--- BEGIN Data rows ---

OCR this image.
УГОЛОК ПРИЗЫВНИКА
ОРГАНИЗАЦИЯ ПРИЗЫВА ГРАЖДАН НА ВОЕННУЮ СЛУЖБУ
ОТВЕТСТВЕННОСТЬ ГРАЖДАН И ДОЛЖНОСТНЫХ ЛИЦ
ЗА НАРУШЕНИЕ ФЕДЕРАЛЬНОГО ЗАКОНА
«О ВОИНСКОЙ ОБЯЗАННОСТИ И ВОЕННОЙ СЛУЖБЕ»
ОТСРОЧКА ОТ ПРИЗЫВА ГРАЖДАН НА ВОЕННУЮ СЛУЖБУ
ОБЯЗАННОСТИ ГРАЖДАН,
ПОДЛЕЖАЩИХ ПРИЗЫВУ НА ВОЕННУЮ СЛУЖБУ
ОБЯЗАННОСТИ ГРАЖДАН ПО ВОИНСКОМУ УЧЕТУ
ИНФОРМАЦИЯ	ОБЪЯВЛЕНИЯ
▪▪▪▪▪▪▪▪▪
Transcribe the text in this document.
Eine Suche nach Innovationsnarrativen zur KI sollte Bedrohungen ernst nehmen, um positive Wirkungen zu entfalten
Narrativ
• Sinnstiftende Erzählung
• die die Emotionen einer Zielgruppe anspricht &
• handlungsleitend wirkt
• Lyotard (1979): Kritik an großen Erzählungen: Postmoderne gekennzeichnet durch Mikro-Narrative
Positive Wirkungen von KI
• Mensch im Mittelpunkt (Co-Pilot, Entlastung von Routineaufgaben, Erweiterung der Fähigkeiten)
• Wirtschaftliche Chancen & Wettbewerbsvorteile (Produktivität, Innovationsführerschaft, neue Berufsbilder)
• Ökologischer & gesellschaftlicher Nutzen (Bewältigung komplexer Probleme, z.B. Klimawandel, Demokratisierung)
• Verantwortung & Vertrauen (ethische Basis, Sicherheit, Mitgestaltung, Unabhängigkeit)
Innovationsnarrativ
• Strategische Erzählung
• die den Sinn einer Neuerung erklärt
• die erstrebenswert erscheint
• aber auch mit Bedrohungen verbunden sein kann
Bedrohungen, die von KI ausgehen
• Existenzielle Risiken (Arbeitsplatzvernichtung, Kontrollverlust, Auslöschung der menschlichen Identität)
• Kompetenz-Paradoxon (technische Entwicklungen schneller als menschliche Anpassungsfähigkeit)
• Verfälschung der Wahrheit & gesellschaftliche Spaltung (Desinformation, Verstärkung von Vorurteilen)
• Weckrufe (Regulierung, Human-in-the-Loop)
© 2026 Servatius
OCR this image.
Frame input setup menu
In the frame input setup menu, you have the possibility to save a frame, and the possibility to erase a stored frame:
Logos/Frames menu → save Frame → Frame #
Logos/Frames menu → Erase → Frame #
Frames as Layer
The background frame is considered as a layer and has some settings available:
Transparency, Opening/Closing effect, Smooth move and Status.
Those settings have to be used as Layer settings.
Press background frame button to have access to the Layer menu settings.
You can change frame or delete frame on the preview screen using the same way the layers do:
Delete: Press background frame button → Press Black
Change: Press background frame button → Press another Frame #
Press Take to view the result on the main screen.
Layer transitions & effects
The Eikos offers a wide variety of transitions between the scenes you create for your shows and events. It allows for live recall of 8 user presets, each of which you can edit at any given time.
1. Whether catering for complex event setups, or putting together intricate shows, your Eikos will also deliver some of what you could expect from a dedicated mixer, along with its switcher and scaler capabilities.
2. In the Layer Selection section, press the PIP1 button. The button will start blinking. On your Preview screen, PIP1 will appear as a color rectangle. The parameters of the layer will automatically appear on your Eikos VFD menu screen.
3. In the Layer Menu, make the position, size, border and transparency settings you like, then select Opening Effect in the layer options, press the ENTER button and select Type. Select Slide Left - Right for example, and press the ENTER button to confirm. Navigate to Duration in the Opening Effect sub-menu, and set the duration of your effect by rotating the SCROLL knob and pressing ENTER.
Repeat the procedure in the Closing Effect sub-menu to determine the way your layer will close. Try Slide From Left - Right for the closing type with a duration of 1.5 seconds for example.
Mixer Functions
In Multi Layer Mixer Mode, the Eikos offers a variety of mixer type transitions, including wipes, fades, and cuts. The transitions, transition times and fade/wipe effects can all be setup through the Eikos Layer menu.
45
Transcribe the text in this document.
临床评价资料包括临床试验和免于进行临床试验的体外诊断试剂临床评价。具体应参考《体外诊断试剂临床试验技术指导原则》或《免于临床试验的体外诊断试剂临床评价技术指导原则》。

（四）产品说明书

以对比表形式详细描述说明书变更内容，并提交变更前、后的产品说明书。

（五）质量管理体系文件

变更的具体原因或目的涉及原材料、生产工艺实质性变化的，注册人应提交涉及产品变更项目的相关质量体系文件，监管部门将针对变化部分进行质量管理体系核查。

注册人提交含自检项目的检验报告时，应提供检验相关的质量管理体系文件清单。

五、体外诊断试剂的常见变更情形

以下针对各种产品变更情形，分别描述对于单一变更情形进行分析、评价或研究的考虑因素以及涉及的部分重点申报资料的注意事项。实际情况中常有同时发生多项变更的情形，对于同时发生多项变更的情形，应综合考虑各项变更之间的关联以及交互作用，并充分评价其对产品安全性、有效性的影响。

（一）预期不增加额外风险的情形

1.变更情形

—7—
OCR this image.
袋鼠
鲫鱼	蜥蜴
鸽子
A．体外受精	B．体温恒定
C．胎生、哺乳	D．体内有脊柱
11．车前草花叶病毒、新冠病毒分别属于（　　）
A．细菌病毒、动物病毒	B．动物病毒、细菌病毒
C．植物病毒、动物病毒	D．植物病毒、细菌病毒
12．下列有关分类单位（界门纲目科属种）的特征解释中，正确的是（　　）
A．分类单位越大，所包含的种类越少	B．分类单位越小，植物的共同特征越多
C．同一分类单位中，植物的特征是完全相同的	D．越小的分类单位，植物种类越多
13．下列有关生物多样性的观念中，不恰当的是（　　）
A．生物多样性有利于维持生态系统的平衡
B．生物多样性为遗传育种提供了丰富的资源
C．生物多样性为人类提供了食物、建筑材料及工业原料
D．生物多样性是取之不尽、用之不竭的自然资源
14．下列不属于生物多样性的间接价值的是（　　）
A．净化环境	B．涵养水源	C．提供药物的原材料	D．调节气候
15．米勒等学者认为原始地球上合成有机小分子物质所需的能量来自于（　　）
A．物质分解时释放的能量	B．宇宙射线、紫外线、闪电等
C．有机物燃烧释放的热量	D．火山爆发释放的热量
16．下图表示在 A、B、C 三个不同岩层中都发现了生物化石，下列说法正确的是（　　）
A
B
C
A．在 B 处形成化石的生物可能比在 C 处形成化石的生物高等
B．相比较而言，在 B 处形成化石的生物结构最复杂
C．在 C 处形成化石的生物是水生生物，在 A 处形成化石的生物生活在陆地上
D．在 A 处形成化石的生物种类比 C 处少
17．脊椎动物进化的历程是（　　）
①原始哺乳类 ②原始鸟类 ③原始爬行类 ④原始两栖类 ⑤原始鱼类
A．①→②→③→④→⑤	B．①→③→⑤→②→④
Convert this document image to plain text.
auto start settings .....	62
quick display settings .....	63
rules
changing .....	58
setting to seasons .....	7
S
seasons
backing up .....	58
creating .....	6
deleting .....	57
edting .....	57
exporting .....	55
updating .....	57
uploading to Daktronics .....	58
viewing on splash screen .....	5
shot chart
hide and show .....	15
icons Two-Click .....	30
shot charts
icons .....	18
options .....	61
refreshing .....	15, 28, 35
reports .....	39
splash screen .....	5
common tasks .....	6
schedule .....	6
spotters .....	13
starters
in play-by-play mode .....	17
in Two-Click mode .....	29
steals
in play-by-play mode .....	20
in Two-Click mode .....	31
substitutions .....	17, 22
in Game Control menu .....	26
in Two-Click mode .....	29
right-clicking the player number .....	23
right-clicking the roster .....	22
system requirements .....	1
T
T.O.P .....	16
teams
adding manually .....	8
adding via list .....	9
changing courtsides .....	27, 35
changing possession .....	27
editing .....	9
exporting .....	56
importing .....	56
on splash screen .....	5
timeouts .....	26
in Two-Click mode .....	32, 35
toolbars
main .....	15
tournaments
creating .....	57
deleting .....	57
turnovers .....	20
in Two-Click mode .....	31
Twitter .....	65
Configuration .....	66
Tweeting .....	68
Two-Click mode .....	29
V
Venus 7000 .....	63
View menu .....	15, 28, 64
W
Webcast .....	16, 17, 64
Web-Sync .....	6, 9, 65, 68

--- END Data rows ---

Goal:
Each line above that holds the string "with" should be copied and shown.

Correct output:
1. Whether catering for complex event setups, or putting together intricate shows, your Eikos will also deliver some of what you could expect from a dedicated mixer, along with its switcher and scaler capabilities.
Repeat the procedure in the Closing Effect sub-menu to determine the way your layer will close. Try Slide From Left - Right for the closing type with a duration of 1.5 seconds for example.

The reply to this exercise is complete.